- BRIEF
Count the lines in the items below that contain the string "this". Reply with the number only.

- RECORDED DATA
____

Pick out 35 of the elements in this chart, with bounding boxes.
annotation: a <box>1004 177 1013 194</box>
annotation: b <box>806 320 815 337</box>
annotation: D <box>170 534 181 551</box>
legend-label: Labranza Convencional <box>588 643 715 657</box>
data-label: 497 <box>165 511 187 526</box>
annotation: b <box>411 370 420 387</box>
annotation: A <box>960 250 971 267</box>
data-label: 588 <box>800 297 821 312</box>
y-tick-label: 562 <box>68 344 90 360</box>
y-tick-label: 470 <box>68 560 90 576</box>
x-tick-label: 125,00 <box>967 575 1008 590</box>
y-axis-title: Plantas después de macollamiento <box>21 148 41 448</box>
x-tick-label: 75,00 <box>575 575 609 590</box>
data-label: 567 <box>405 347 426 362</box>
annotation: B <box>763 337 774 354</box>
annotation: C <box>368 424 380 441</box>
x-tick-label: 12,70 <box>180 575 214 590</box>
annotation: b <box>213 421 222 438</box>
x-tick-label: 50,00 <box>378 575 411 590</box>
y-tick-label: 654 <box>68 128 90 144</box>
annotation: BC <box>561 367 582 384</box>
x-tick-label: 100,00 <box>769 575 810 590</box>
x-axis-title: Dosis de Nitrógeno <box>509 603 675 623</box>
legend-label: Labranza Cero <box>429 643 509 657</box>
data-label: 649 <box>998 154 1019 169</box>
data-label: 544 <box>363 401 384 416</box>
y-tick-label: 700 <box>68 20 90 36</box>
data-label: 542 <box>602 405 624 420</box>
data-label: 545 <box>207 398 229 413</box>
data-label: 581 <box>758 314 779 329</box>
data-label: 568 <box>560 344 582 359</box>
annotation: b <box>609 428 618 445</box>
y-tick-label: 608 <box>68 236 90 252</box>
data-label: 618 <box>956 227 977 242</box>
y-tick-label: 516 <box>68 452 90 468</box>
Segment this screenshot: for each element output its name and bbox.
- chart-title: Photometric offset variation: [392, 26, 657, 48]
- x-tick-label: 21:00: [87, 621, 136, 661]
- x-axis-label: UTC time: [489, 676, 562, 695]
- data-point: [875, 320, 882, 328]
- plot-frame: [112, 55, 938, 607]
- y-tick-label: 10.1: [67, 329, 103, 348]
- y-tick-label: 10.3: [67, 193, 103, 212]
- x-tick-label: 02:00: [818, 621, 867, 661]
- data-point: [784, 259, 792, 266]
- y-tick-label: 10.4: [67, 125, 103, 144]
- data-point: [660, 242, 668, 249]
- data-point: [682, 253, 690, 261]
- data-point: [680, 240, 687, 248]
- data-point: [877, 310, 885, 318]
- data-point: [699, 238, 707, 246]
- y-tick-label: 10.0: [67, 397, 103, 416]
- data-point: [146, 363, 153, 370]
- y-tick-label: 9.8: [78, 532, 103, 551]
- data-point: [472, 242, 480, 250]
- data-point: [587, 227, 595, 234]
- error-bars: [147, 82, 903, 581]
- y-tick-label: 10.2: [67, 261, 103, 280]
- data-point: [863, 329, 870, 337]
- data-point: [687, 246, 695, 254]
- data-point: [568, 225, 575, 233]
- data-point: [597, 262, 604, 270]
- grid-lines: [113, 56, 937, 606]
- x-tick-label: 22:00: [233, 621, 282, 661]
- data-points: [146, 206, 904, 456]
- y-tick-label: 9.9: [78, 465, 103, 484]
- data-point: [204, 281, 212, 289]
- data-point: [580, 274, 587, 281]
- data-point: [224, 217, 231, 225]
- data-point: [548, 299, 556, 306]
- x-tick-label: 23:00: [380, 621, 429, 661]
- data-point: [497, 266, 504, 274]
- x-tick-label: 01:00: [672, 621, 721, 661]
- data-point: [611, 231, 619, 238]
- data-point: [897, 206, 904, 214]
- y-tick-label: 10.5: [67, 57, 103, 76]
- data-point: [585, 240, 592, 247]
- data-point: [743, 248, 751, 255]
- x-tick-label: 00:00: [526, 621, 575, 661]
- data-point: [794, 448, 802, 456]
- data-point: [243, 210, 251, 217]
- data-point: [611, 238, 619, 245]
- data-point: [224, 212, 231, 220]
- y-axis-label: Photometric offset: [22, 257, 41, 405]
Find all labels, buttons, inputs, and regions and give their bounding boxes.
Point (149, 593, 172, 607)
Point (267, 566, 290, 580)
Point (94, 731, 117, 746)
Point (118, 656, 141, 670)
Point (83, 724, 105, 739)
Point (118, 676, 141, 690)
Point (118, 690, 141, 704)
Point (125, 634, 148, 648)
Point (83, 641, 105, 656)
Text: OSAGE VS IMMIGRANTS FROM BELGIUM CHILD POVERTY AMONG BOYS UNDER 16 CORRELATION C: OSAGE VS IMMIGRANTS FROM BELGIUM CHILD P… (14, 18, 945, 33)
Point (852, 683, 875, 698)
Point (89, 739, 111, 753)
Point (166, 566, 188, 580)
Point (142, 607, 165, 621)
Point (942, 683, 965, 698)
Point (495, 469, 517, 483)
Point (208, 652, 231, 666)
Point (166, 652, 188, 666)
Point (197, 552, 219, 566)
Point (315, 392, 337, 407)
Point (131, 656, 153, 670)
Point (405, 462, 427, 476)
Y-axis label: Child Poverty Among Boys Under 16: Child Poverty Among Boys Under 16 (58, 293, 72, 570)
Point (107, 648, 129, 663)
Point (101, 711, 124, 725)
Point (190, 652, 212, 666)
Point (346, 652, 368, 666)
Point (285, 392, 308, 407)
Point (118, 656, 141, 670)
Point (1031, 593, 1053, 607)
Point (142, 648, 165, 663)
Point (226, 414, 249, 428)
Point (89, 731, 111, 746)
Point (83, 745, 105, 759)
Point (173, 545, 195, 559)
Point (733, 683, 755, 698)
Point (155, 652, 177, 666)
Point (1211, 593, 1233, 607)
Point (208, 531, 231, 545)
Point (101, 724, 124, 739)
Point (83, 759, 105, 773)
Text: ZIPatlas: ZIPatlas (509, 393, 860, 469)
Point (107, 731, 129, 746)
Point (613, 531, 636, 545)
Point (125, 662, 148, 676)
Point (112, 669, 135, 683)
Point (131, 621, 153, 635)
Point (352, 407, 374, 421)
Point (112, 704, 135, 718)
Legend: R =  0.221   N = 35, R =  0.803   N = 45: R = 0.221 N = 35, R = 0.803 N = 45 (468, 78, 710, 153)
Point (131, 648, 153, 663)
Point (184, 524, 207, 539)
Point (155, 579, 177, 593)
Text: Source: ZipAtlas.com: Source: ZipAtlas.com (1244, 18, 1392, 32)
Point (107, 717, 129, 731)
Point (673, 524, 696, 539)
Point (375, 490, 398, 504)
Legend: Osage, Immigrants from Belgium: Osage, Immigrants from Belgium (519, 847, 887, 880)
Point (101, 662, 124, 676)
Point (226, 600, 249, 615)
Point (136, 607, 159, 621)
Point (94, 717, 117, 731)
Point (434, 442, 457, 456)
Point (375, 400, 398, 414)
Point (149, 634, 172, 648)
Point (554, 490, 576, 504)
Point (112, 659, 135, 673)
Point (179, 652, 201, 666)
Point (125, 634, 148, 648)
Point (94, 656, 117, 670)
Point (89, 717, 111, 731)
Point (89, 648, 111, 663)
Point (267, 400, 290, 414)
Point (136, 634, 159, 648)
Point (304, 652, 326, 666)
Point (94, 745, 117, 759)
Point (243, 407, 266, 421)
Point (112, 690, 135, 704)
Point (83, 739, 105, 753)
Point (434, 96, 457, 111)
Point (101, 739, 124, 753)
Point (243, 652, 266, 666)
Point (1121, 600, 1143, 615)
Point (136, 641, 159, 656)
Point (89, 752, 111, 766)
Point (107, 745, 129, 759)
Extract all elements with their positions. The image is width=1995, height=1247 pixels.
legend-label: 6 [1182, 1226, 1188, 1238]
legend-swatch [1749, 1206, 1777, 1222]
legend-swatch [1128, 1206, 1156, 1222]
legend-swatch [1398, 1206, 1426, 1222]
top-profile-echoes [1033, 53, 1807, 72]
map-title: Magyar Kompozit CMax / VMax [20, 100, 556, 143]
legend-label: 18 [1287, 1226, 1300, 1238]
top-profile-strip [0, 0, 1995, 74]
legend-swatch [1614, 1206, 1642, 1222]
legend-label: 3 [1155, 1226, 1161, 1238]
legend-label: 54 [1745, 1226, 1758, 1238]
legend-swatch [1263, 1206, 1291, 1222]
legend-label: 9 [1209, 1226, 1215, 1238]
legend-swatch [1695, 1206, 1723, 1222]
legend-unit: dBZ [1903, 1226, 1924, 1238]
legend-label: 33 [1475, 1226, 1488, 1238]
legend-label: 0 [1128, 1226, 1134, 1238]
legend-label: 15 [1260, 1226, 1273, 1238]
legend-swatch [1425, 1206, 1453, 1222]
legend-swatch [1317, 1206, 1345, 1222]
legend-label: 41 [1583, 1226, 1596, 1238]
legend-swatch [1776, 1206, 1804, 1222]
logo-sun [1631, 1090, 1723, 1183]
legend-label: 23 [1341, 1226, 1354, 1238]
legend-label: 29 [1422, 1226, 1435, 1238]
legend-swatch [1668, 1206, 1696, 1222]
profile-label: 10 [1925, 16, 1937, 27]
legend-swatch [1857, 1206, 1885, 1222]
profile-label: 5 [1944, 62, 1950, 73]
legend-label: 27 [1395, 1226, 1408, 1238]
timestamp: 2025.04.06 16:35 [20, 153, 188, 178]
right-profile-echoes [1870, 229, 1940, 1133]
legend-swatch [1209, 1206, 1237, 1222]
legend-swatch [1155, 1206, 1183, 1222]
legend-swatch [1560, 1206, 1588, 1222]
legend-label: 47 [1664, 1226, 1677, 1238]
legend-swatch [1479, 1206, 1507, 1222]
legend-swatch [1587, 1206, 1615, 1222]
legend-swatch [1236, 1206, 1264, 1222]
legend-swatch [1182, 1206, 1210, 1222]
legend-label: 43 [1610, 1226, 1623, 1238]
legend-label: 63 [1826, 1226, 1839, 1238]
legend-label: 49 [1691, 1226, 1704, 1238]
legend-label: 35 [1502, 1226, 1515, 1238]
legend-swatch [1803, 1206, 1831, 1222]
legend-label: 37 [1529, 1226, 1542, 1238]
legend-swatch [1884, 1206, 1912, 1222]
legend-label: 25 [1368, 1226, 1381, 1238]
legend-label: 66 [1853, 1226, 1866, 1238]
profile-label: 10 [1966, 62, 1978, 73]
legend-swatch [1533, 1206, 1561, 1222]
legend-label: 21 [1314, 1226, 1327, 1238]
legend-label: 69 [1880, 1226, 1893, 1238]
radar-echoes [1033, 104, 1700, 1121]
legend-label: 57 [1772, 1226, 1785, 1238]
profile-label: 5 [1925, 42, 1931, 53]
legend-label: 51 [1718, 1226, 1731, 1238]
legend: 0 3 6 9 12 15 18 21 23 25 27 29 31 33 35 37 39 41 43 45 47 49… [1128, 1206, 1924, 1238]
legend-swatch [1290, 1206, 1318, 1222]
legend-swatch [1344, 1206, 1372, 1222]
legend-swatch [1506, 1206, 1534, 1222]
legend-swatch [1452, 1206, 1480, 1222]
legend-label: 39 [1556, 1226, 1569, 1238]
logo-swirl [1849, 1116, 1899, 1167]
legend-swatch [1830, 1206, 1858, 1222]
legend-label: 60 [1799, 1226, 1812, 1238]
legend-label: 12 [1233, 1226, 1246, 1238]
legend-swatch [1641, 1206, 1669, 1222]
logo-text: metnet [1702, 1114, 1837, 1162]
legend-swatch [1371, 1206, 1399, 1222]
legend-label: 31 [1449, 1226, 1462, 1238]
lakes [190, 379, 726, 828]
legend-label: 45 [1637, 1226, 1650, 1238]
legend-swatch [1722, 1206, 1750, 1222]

____

- EXERCISE OUTPUT
2